Do this: Take every line from the material that has the word "Night" in it.
----
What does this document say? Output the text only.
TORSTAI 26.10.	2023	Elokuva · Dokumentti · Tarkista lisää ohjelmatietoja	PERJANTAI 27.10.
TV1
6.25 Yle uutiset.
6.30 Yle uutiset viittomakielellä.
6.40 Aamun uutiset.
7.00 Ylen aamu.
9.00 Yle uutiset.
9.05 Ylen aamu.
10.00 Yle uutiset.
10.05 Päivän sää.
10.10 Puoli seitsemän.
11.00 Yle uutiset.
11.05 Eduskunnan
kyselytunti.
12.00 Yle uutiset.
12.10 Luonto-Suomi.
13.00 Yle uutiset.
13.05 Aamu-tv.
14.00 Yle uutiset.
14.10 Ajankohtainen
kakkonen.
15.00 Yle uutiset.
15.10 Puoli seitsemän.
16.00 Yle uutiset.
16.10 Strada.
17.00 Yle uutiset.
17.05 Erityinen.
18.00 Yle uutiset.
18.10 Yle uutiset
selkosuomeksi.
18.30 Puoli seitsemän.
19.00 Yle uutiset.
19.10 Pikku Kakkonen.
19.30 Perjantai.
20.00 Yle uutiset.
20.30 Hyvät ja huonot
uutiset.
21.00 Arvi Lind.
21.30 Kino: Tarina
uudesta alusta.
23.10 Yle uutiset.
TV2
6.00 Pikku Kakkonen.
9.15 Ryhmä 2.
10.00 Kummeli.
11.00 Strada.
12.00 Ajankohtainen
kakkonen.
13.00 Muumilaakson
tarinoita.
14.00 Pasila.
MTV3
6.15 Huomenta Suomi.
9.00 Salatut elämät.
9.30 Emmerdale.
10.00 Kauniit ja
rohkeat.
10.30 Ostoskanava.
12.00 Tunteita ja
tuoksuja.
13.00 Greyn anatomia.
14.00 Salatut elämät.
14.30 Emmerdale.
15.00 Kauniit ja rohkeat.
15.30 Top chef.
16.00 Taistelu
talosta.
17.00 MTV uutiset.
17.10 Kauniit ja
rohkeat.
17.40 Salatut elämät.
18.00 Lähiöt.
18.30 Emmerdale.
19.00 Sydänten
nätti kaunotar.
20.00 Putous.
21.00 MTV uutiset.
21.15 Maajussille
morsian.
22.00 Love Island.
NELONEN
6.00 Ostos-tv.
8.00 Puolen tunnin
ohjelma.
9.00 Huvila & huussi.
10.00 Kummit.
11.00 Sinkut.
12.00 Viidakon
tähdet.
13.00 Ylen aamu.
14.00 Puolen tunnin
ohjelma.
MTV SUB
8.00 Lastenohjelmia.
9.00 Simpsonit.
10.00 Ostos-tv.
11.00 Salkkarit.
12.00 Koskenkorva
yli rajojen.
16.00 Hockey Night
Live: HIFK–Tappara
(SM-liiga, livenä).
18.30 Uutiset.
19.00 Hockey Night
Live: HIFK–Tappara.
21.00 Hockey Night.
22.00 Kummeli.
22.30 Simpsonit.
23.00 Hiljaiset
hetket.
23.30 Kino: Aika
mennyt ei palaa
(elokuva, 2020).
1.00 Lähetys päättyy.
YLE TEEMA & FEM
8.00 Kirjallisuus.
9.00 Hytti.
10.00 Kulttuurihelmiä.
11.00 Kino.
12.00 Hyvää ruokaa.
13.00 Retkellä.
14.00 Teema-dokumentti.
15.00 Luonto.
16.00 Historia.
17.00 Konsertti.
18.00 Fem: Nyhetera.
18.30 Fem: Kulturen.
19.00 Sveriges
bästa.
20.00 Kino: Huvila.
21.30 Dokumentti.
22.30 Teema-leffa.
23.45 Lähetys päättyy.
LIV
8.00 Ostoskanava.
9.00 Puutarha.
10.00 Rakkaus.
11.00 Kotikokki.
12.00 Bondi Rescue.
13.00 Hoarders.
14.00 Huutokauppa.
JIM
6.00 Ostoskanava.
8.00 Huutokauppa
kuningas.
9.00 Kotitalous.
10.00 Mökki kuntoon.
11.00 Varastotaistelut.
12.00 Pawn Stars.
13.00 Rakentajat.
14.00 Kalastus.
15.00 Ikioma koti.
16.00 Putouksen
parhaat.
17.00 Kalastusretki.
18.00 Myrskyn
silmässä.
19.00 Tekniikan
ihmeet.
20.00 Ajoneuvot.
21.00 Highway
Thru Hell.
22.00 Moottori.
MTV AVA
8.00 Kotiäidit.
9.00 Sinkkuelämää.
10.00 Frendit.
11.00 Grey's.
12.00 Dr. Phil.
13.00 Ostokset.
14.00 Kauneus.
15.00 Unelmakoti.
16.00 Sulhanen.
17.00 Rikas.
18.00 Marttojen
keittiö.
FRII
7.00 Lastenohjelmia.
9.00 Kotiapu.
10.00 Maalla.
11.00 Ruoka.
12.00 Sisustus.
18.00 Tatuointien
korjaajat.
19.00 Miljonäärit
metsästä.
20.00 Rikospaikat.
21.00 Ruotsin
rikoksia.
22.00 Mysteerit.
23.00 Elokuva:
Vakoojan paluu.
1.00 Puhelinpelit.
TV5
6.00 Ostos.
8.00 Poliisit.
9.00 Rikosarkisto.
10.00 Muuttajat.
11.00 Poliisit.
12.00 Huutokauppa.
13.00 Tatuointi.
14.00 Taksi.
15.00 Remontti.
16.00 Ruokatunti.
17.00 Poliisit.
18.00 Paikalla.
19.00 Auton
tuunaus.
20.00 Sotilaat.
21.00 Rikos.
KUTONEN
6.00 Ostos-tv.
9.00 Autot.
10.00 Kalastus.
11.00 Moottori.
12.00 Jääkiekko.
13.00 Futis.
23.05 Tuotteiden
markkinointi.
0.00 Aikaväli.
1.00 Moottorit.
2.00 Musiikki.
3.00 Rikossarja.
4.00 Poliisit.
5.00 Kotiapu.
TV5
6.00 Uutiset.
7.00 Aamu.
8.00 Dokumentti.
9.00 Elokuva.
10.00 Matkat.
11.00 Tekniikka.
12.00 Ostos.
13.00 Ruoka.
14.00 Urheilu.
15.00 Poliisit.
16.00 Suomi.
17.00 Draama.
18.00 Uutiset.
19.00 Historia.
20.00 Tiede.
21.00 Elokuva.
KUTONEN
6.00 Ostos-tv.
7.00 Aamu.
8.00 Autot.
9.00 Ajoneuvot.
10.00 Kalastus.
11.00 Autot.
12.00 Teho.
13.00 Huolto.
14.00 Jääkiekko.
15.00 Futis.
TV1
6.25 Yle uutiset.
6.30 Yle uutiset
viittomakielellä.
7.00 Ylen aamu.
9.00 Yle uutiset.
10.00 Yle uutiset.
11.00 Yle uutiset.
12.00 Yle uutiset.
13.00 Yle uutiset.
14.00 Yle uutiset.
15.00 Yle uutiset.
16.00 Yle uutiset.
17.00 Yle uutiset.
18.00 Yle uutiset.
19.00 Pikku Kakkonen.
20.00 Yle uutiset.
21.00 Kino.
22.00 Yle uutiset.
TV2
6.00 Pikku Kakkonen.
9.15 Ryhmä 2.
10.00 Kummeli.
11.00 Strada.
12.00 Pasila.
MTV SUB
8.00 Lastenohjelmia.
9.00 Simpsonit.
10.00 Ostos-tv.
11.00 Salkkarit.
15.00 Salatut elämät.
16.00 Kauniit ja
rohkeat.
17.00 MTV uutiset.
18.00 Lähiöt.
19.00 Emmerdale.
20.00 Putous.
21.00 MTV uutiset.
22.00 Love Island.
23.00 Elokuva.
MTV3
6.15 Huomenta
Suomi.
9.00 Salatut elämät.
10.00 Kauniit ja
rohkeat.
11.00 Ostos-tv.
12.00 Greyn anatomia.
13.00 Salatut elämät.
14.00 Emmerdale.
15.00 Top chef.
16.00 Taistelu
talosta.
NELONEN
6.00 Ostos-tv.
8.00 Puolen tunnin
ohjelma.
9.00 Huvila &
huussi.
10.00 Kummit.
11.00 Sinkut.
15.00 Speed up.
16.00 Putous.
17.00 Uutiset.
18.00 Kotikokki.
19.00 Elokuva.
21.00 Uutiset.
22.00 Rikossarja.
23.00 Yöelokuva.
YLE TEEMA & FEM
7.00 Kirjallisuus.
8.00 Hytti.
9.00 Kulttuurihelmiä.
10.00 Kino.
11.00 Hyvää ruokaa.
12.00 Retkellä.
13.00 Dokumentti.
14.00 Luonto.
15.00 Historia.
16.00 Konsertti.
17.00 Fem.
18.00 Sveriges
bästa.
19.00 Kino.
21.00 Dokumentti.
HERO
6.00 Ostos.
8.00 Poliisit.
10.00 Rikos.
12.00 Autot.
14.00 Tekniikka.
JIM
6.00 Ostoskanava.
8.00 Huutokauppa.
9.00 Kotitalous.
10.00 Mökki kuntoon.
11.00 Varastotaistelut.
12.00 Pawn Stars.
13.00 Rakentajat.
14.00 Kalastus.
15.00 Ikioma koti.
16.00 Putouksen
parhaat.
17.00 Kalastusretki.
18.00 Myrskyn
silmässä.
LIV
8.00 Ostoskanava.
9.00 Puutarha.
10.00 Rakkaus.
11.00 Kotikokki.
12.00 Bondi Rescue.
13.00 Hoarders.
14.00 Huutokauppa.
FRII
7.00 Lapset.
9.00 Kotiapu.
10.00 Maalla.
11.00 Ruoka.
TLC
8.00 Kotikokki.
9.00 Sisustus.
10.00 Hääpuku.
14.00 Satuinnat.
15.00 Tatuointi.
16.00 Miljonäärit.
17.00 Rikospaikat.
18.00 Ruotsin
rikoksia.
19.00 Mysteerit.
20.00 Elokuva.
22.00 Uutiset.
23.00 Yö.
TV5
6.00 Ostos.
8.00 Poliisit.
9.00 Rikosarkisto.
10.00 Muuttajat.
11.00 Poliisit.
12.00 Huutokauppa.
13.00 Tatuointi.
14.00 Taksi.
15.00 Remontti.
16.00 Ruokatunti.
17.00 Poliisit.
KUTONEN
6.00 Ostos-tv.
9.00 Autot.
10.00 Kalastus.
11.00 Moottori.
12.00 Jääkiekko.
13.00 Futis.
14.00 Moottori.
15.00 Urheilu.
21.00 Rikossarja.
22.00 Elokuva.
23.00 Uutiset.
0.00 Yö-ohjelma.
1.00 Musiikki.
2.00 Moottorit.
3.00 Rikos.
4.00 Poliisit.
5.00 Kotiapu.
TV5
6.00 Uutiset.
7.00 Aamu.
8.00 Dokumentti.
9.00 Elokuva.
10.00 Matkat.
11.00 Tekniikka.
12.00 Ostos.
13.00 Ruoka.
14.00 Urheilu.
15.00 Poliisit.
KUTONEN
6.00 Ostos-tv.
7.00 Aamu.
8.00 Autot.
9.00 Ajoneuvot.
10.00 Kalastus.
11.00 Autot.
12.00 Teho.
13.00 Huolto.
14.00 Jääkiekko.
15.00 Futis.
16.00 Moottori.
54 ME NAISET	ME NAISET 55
----
Written solution:
16.00 Hockey Night
19.00 Hockey Night
21.00 Hockey Night.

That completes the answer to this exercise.